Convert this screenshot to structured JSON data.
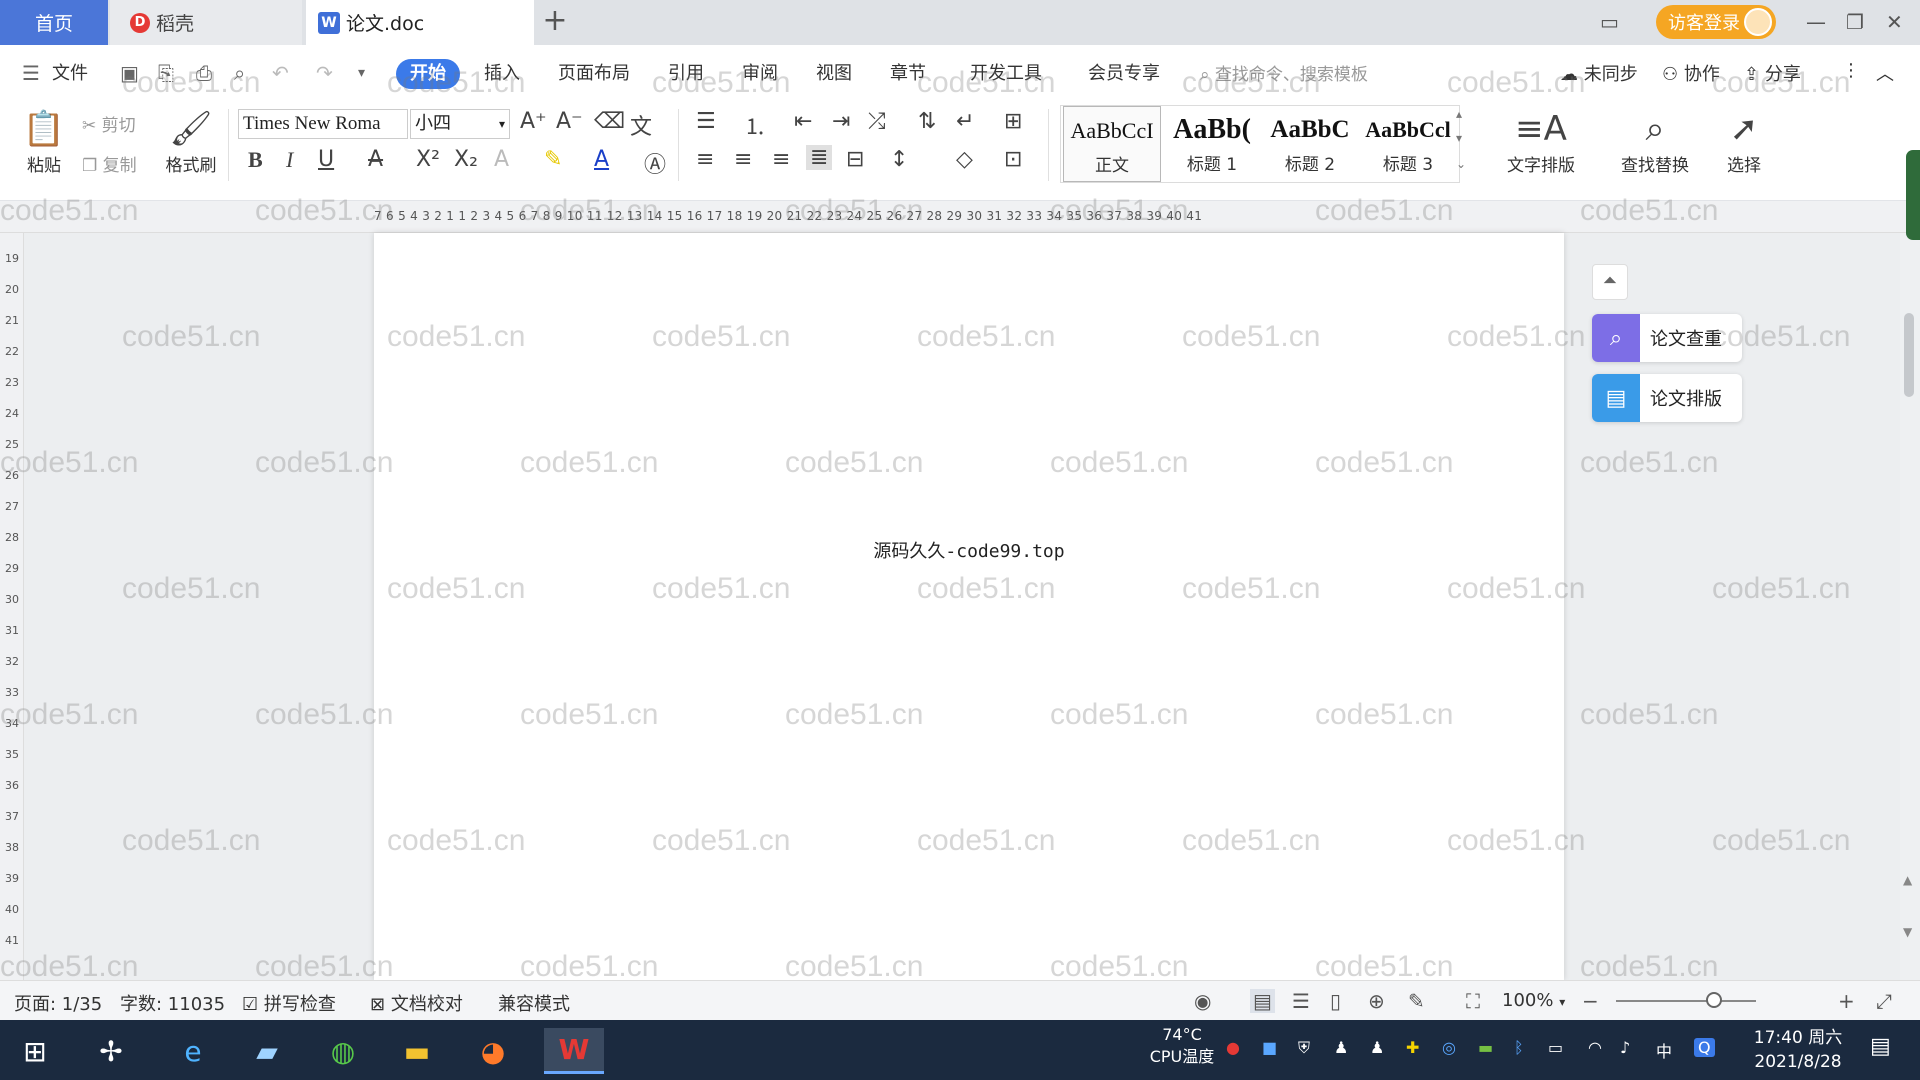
{
  "tabs": {
    "home": "首页",
    "wps": "稻壳",
    "doc": "论文.doc",
    "new_tab": "+"
  },
  "title_bar": {
    "login": "访客登录"
  },
  "menu": {
    "file": "文件",
    "items": [
      "开始",
      "插入",
      "页面布局",
      "引用",
      "审阅",
      "视图",
      "章节",
      "开发工具",
      "会员专享"
    ],
    "search_placeholder": "查找命令、搜索模板",
    "sync": "未同步",
    "collab": "协作",
    "share": "分享"
  },
  "ribbon": {
    "paste": "粘贴",
    "cut": "剪切",
    "copy": "复制",
    "format_painter": "格式刷",
    "font_name": "Times New Roma",
    "font_size": "小四",
    "styles": [
      {
        "sample": "AaBbCcI",
        "label": "正文"
      },
      {
        "sample": "AaBb(",
        "label": "标题 1"
      },
      {
        "sample": "AaBbC",
        "label": "标题 2"
      },
      {
        "sample": "AaBbCcl",
        "label": "标题 3"
      }
    ],
    "text_layout": "文字排版",
    "find_replace": "查找替换",
    "select": "选择"
  },
  "ruler": {
    "numbers": "7 6 5 4 3 2 1  1 2 3 4 5 6 7 8 9 10 11 12 13 14 15 16 17 18 19 20 21 22 23 24 25 26 27 28 29 30 31 32 33 34 35 36 37 38 39 40 41",
    "vertical": [
      "19",
      "20",
      "21",
      "22",
      "23",
      "24",
      "25",
      "26",
      "27",
      "28",
      "29",
      "30",
      "31",
      "32",
      "33",
      "34",
      "35",
      "36",
      "37",
      "38",
      "39",
      "40",
      "41"
    ]
  },
  "document": {
    "text": "源码久久-code99.top"
  },
  "side_panel": {
    "check": "论文查重",
    "layout": "论文排版"
  },
  "watermark": "code51.cn",
  "status": {
    "page": "页面: 1/35",
    "words": "字数: 11035",
    "spell": "拼写检查",
    "proof": "文档校对",
    "compat": "兼容模式",
    "zoom": "100%"
  },
  "taskbar": {
    "cpu_temp": "74°C",
    "cpu_label": "CPU温度",
    "ime": "中",
    "time": "17:40 周六",
    "date": "2021/8/28"
  },
  "colors": {
    "accent": "#3b7ae9",
    "home_tab": "#4b76d8",
    "login": "#f5a623",
    "taskbar": "#1b2a3f"
  }
}
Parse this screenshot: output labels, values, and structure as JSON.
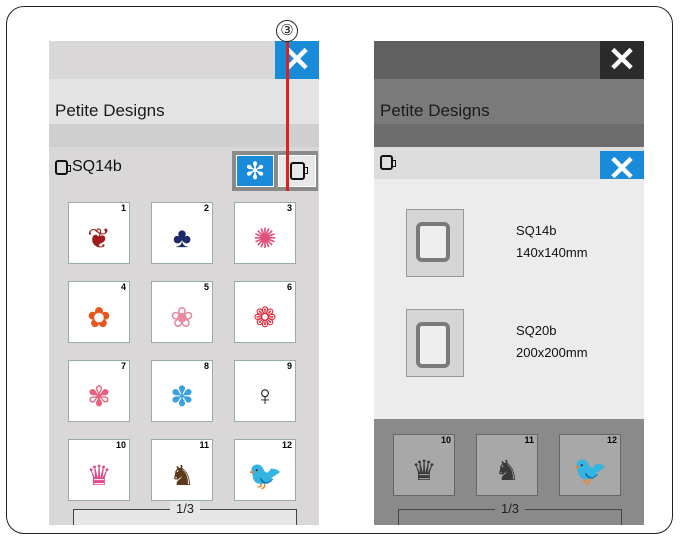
{
  "callout": "③",
  "left_panel": {
    "close_icon": "✕",
    "title": "Petite Designs",
    "hoop_label": "SQ14b",
    "flower_icon": "✻",
    "pager": "1/3",
    "designs": [
      {
        "num": "1",
        "icon": "❦",
        "color": "#a01c1c"
      },
      {
        "num": "2",
        "icon": "♣",
        "color": "#1c2a6a"
      },
      {
        "num": "3",
        "icon": "✺",
        "color": "#e0507a"
      },
      {
        "num": "4",
        "icon": "✿",
        "color": "#e8541c"
      },
      {
        "num": "5",
        "icon": "❀",
        "color": "#e88aa0"
      },
      {
        "num": "6",
        "icon": "❁",
        "color": "#e02a3a"
      },
      {
        "num": "7",
        "icon": "✾",
        "color": "#e8607a"
      },
      {
        "num": "8",
        "icon": "✽",
        "color": "#3aa0e0"
      },
      {
        "num": "9",
        "icon": "♀",
        "color": "#222222"
      },
      {
        "num": "10",
        "icon": "♛",
        "color": "#e04a8a"
      },
      {
        "num": "11",
        "icon": "♞",
        "color": "#5a3a1a"
      },
      {
        "num": "12",
        "icon": "🐦",
        "color": "#3aa0c8"
      }
    ]
  },
  "right_panel": {
    "close_icon": "✕",
    "title": "Petite Designs",
    "sub_close_icon": "✕",
    "hoops": [
      {
        "name": "SQ14b",
        "size": "140x140mm"
      },
      {
        "name": "SQ20b",
        "size": "200x200mm"
      }
    ],
    "pager": "1/3",
    "designs": [
      {
        "num": "10",
        "icon": "♛"
      },
      {
        "num": "11",
        "icon": "♞"
      },
      {
        "num": "12",
        "icon": "🐦"
      }
    ]
  }
}
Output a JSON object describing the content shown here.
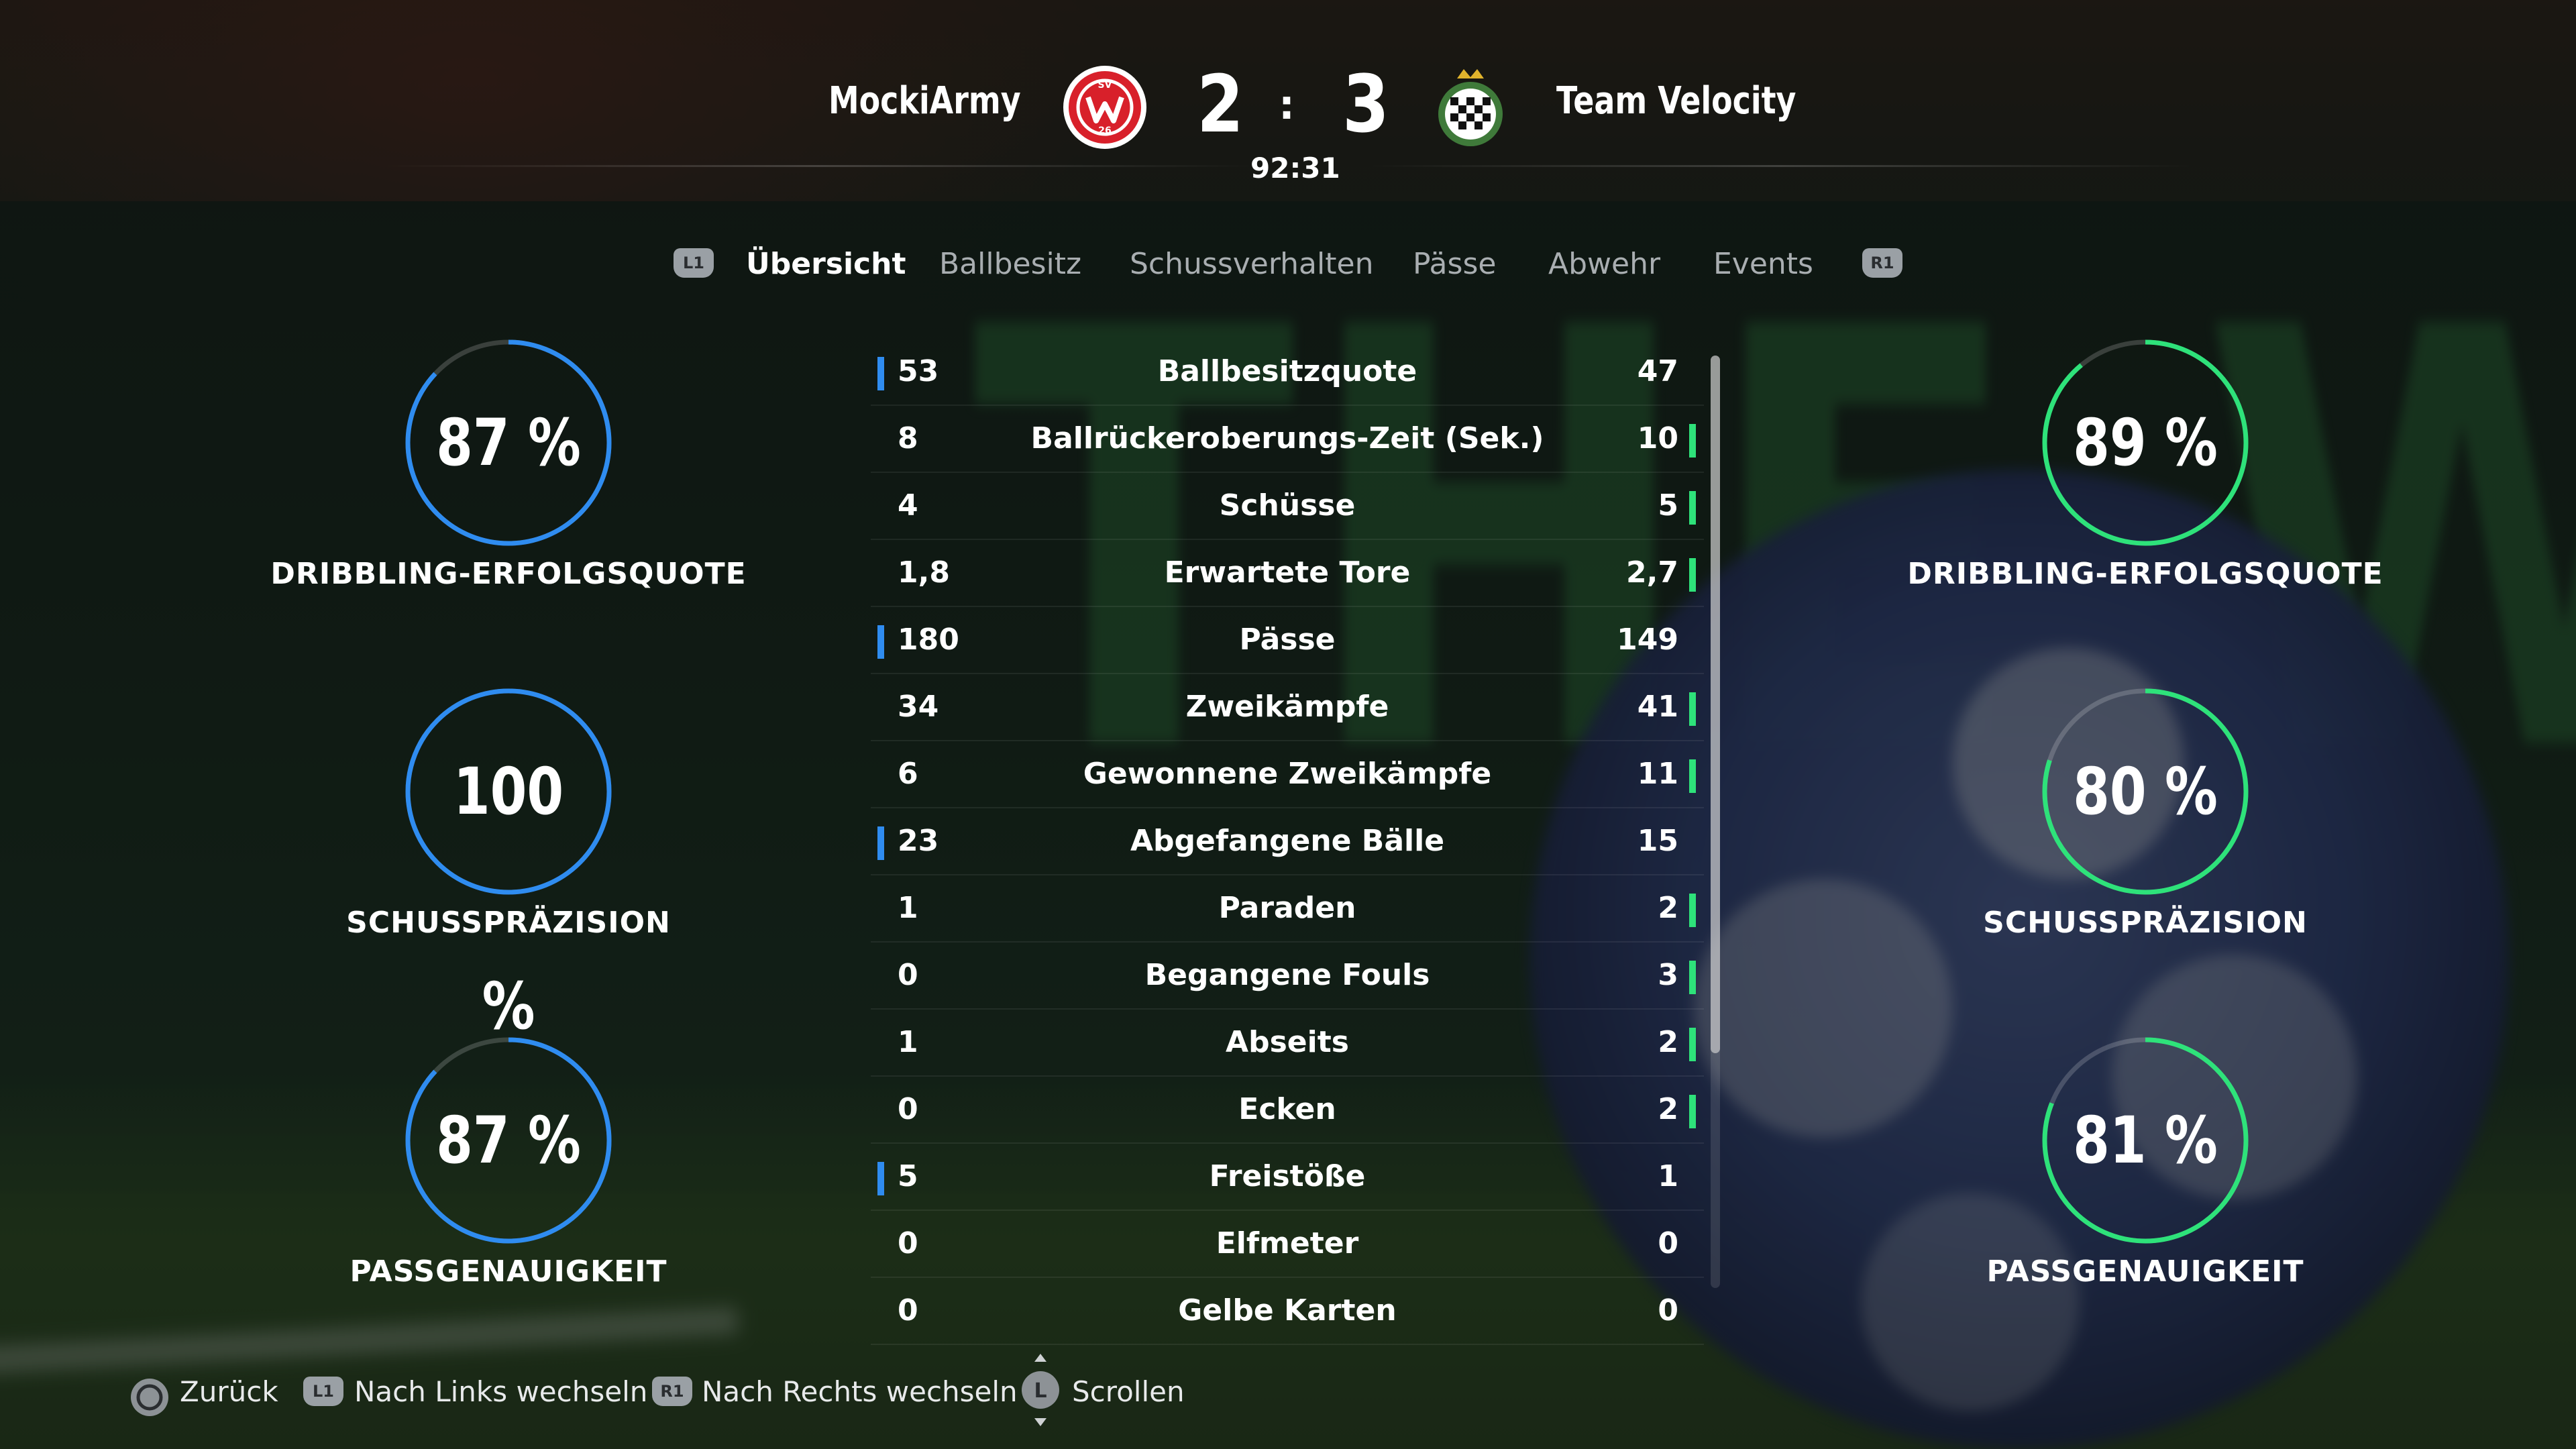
{
  "match": {
    "home_team": "MockiArmy",
    "away_team": "Team Velocity",
    "home_score": "2",
    "away_score": "3",
    "separator": ":",
    "clock": "92:31"
  },
  "tabs": {
    "left_hint": "L1",
    "right_hint": "R1",
    "items": [
      "Übersicht",
      "Ballbesitz",
      "Schussverhalten",
      "Pässe",
      "Abwehr",
      "Events"
    ],
    "active_index": 0
  },
  "gauges": {
    "home": [
      {
        "value": "87 %",
        "label": "DRIBBLING-ERFOLGSQUOTE",
        "fraction": 0.87
      },
      {
        "value": "100 %",
        "label": "SCHUSSPRÄZISION",
        "fraction": 1.0
      },
      {
        "value": "87 %",
        "label": "PASSGENAUIGKEIT",
        "fraction": 0.87
      }
    ],
    "away": [
      {
        "value": "89 %",
        "label": "DRIBBLING-ERFOLGSQUOTE",
        "fraction": 0.89
      },
      {
        "value": "80 %",
        "label": "SCHUSSPRÄZISION",
        "fraction": 0.8
      },
      {
        "value": "81 %",
        "label": "PASSGENAUIGKEIT",
        "fraction": 0.81
      }
    ],
    "home_color": "#2f8cf0",
    "away_color": "#2ee27a"
  },
  "stats": [
    {
      "name": "Ballbesitzquote",
      "home": "53",
      "away": "47",
      "leader": "home"
    },
    {
      "name": "Ballrückeroberungs-Zeit (Sek.)",
      "home": "8",
      "away": "10",
      "leader": "away"
    },
    {
      "name": "Schüsse",
      "home": "4",
      "away": "5",
      "leader": "away"
    },
    {
      "name": "Erwartete Tore",
      "home": "1,8",
      "away": "2,7",
      "leader": "away"
    },
    {
      "name": "Pässe",
      "home": "180",
      "away": "149",
      "leader": "home"
    },
    {
      "name": "Zweikämpfe",
      "home": "34",
      "away": "41",
      "leader": "away"
    },
    {
      "name": "Gewonnene Zweikämpfe",
      "home": "6",
      "away": "11",
      "leader": "away"
    },
    {
      "name": "Abgefangene Bälle",
      "home": "23",
      "away": "15",
      "leader": "home"
    },
    {
      "name": "Paraden",
      "home": "1",
      "away": "2",
      "leader": "away"
    },
    {
      "name": "Begangene Fouls",
      "home": "0",
      "away": "3",
      "leader": "away"
    },
    {
      "name": "Abseits",
      "home": "1",
      "away": "2",
      "leader": "away"
    },
    {
      "name": "Ecken",
      "home": "0",
      "away": "2",
      "leader": "away"
    },
    {
      "name": "Freistöße",
      "home": "5",
      "away": "1",
      "leader": "home"
    },
    {
      "name": "Elfmeter",
      "home": "0",
      "away": "0",
      "leader": "none"
    },
    {
      "name": "Gelbe Karten",
      "home": "0",
      "away": "0",
      "leader": "none"
    }
  ],
  "footer": {
    "back": "Zurück",
    "left": "Nach Links wechseln",
    "right": "Nach Rechts wechseln",
    "scroll": "Scrollen",
    "l1": "L1",
    "r1": "R1",
    "l_stick": "L"
  },
  "crests": {
    "home_text": "SV 26",
    "home_color": "#d8202a",
    "away_icon": "checkered-crest-icon"
  },
  "background_text": "THE WOR"
}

_GIVEN EXERCISE_
Scan the material above. Return every line containing the string "JSON".

_EXERCISE ANSWER_
Convert this screenshot to structured JSON data.
Parse this screenshot: output labels, values, and structure as JSON.
Output a JSON object describing the content shown here.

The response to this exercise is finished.